GIVEN EXERCISE
Produce an exact copy of all the data below, dropping every image.
# STORED DATA start
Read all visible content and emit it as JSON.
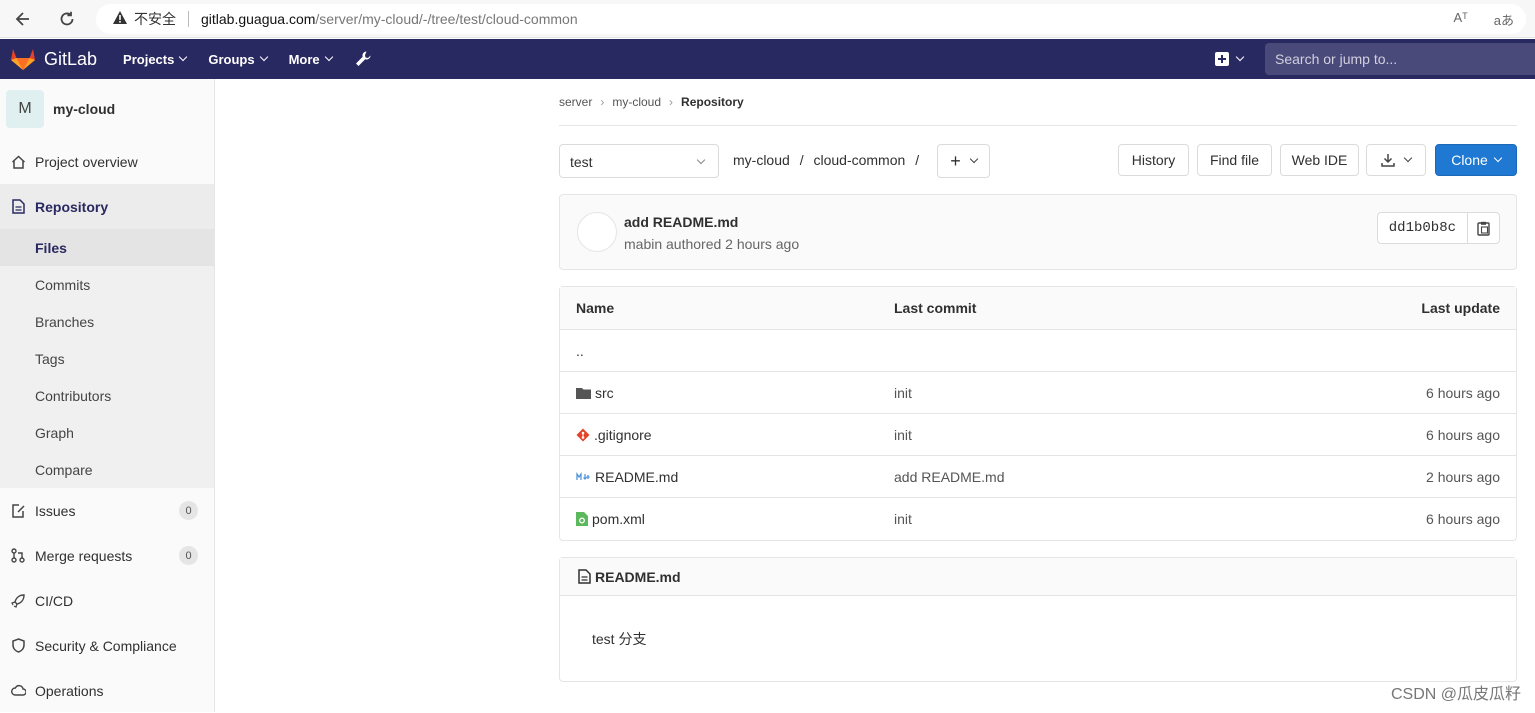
{
  "browser": {
    "insecure_label": "不安全",
    "url_host": "gitlab.guagua.com",
    "url_path": "/server/my-cloud/-/tree/test/cloud-common",
    "reader_icon": "Aᵀ",
    "translate_icon": "aあ"
  },
  "nav": {
    "logo_text": "GitLab",
    "projects": "Projects",
    "groups": "Groups",
    "more": "More",
    "search_placeholder": "Search or jump to..."
  },
  "sidebar": {
    "avatar_letter": "M",
    "project_name": "my-cloud",
    "project_overview": "Project overview",
    "repository": "Repository",
    "sub_items": [
      "Files",
      "Commits",
      "Branches",
      "Tags",
      "Contributors",
      "Graph",
      "Compare"
    ],
    "issues": "Issues",
    "issues_count": "0",
    "merge_requests": "Merge requests",
    "merge_requests_count": "0",
    "cicd": "CI/CD",
    "security": "Security & Compliance",
    "operations": "Operations"
  },
  "breadcrumb": {
    "group": "server",
    "project": "my-cloud",
    "current": "Repository"
  },
  "tree": {
    "branch": "test",
    "path_root": "my-cloud",
    "path_sep": "/",
    "path_dir": "cloud-common",
    "history": "History",
    "find_file": "Find file",
    "web_ide": "Web IDE",
    "clone": "Clone"
  },
  "commit": {
    "title": "add README.md",
    "meta": "mabin authored 2 hours ago",
    "sha": "dd1b0b8c"
  },
  "files": {
    "headers": {
      "name": "Name",
      "last_commit": "Last commit",
      "last_update": "Last update"
    },
    "parent": "..",
    "rows": [
      {
        "name": "src",
        "commit": "init",
        "update": "6 hours ago",
        "icon": "folder-icon"
      },
      {
        "name": ".gitignore",
        "commit": "init",
        "update": "6 hours ago",
        "icon": "git-icon"
      },
      {
        "name": "README.md",
        "commit": "add README.md",
        "update": "2 hours ago",
        "icon": "markdown-icon"
      },
      {
        "name": "pom.xml",
        "commit": "init",
        "update": "6 hours ago",
        "icon": "xml-icon"
      }
    ]
  },
  "readme": {
    "title": "README.md",
    "body": "test 分支"
  },
  "watermark": "CSDN @瓜皮瓜籽",
  "colors": {
    "nav_bg": "#292961",
    "primary": "#1f78d1",
    "sidebar_bg": "#fafafa"
  }
}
# STORED DATA end
FULL RESPONSE
Read all visible content and emit it as JSON.
{
  "browser": {
    "insecure_label": "不安全",
    "url_host": "gitlab.guagua.com",
    "url_path": "/server/my-cloud/-/tree/test/cloud-common",
    "reader_icon": "Aᵀ",
    "translate_icon": "aあ"
  },
  "nav": {
    "logo_text": "GitLab",
    "projects": "Projects",
    "groups": "Groups",
    "more": "More",
    "search_placeholder": "Search or jump to..."
  },
  "sidebar": {
    "avatar_letter": "M",
    "project_name": "my-cloud",
    "project_overview": "Project overview",
    "repository": "Repository",
    "sub_items": [
      "Files",
      "Commits",
      "Branches",
      "Tags",
      "Contributors",
      "Graph",
      "Compare"
    ],
    "issues": "Issues",
    "issues_count": "0",
    "merge_requests": "Merge requests",
    "merge_requests_count": "0",
    "cicd": "CI/CD",
    "security": "Security & Compliance",
    "operations": "Operations"
  },
  "breadcrumb": {
    "group": "server",
    "project": "my-cloud",
    "current": "Repository"
  },
  "tree": {
    "branch": "test",
    "path_root": "my-cloud",
    "path_sep": "/",
    "path_dir": "cloud-common",
    "history": "History",
    "find_file": "Find file",
    "web_ide": "Web IDE",
    "clone": "Clone"
  },
  "commit": {
    "title": "add README.md",
    "meta": "mabin authored 2 hours ago",
    "sha": "dd1b0b8c"
  },
  "files": {
    "headers": {
      "name": "Name",
      "last_commit": "Last commit",
      "last_update": "Last update"
    },
    "parent": "..",
    "rows": [
      {
        "name": "src",
        "commit": "init",
        "update": "6 hours ago",
        "icon": "folder-icon"
      },
      {
        "name": ".gitignore",
        "commit": "init",
        "update": "6 hours ago",
        "icon": "git-icon"
      },
      {
        "name": "README.md",
        "commit": "add README.md",
        "update": "2 hours ago",
        "icon": "markdown-icon"
      },
      {
        "name": "pom.xml",
        "commit": "init",
        "update": "6 hours ago",
        "icon": "xml-icon"
      }
    ]
  },
  "readme": {
    "title": "README.md",
    "body": "test 分支"
  },
  "watermark": "CSDN @瓜皮瓜籽",
  "colors": {
    "nav_bg": "#292961",
    "primary": "#1f78d1",
    "sidebar_bg": "#fafafa"
  }
}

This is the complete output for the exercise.